- **EXTRACTED INFORMATION**
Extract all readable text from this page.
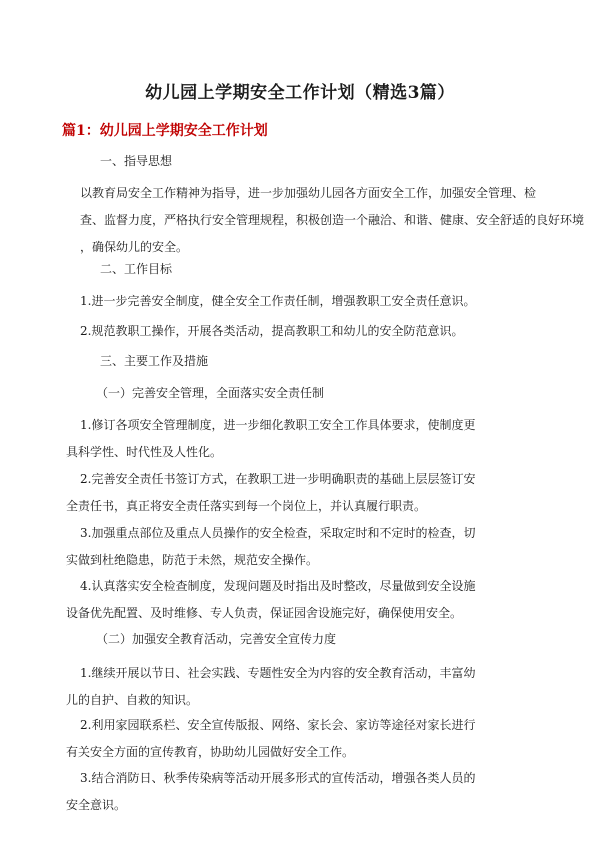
幼儿园上学期安全工作计划（精选3篇）
篇1：幼儿园上学期安全工作计划
一、指导思想
以教育局安全工作精神为指导，进一步加强幼儿园各方面安全工作，加强安全管理、检
查、监督力度，严格执行安全管理规程，积极创造一个融洽、和谐、健康、安全舒适的良好环境
，确保幼儿的安全。
二、工作目标
1.进一步完善安全制度，健全安全工作责任制，增强教职工安全责任意识。
2.规范教职工操作，开展各类活动，提高教职工和幼儿的安全防范意识。
三、主要工作及措施
（一）完善安全管理，全面落实安全责任制
1.修订各项安全管理制度，进一步细化教职工安全工作具体要求，使制度更
具科学性、时代性及人性化。
2.完善安全责任书签订方式，在教职工进一步明确职责的基础上层层签订安
全责任书，真正将安全责任落实到每一个岗位上，并认真履行职责。
3.加强重点部位及重点人员操作的安全检查，采取定时和不定时的检查，切
实做到杜绝隐患，防范于未然，规范安全操作。
4.认真落实安全检查制度，发现问题及时指出及时整改，尽量做到安全设施
设备优先配置、及时维修、专人负责，保证园舍设施完好，确保使用安全。
（二）加强安全教育活动，完善安全宣传力度
1.继续开展以节日、社会实践、专题性安全为内容的安全教育活动，丰富幼
儿的自护、自救的知识。
2.利用家园联系栏、安全宣传版报、网络、家长会、家访等途径对家长进行
有关安全方面的宣传教育，协助幼儿园做好安全工作。
3.结合消防日、秋季传染病等活动开展多形式的宣传活动，增强各类人员的
安全意识。
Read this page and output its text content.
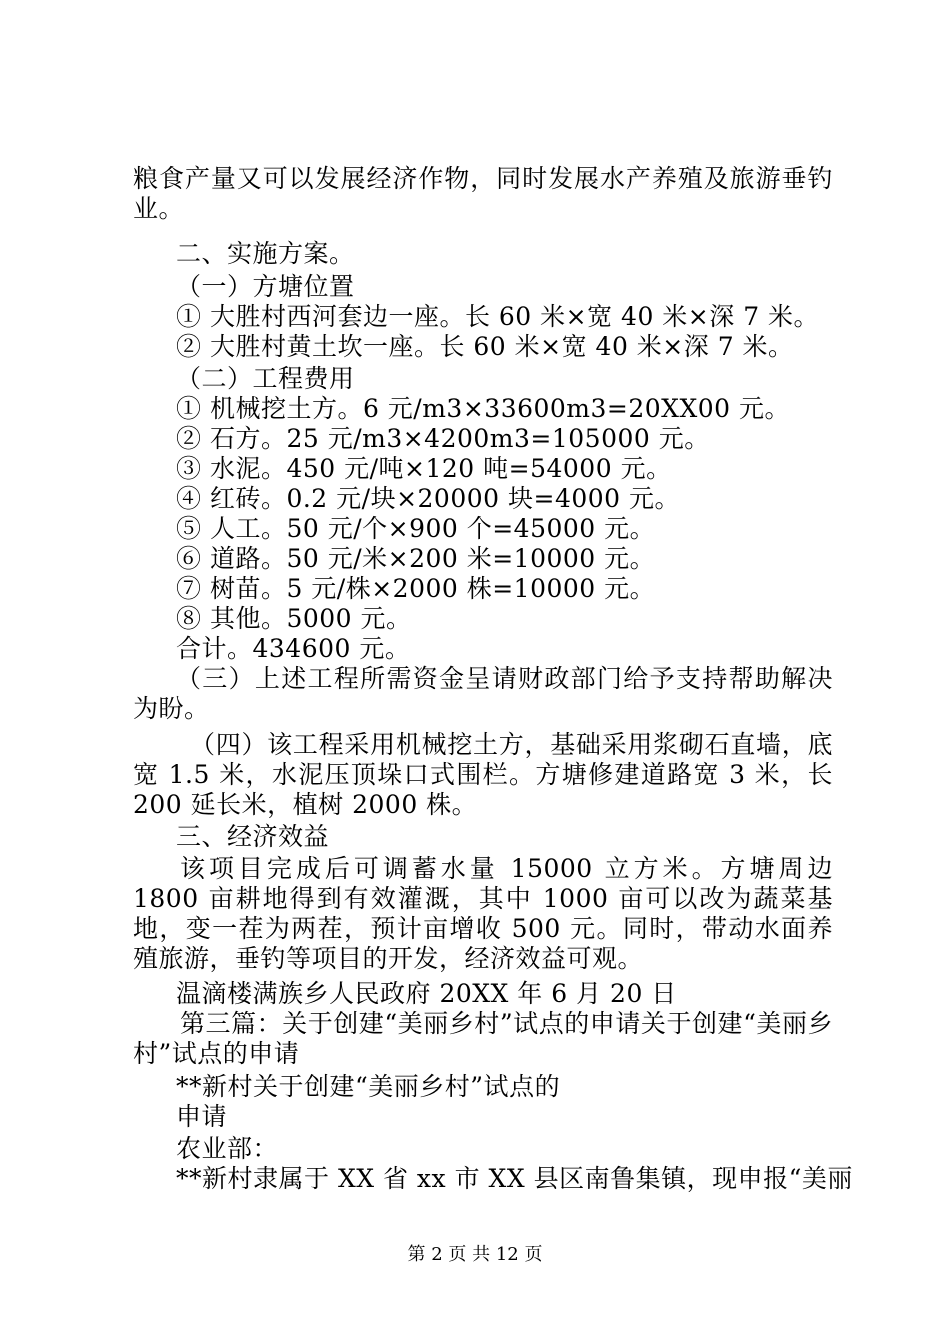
粮食产量又可以发展经济作物，同时发展水产养殖及旅游垂钓业。

二、实施方案。

（一）方塘位置

① 大胜村西河套边一座。长 60 米×宽 40 米×深 7 米。

② 大胜村黄土坎一座。长 60 米×宽 40 米×深 7 米。

（二）工程费用

① 机械挖土方。6 元/m3×33600m3=20XX00 元。

② 石方。25 元/m3×4200m3=105000 元。

③ 水泥。450 元/吨×120 吨=54000 元。

④ 红砖。0.2 元/块×20000 块=4000 元。

⑤ 人工。50 元/个×900 个=45000 元。

⑥ 道路。50 元/米×200 米=10000 元。

⑦ 树苗。5 元/株×2000 株=10000 元。

⑧ 其他。5000 元。

合计。434600 元。

（三）上述工程所需资金呈请财政部门给予支持帮助解决为盼。

（四）该工程采用机械挖土方，基础采用浆砌石直墙，底宽 1.5 米，水泥压顶垛口式围栏。方塘修建道路宽 3 米，长 200 延长米，植树 2000 株。

三、经济效益

该项目完成后可调蓄水量 15000 立方米。方塘周边 1800 亩耕地得到有效灌溉，其中 1000 亩可以改为蔬菜基地，变一茬为两茬，预计亩增收 500 元。同时，带动水面养殖旅游，垂钓等项目的开发，经济效益可观。

温滴楼满族乡人民政府 20XX 年 6 月 20 日

第三篇：关于创建“美丽乡村”试点的申请关于创建“美丽乡村”试点的申请

**新村关于创建“美丽乡村”试点的

申请

农业部：

**新村隶属于 XX 省 xx 市 XX 县区南鲁集镇，现申报“美丽

第 2 页 共 12 页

- **GIVEN INSTRUCTION**
Copy all lines of the listing above that contain the string "this".

- **WRITTEN RESPONSE**
Extract all readable text from this page.
Read this page and output its text content.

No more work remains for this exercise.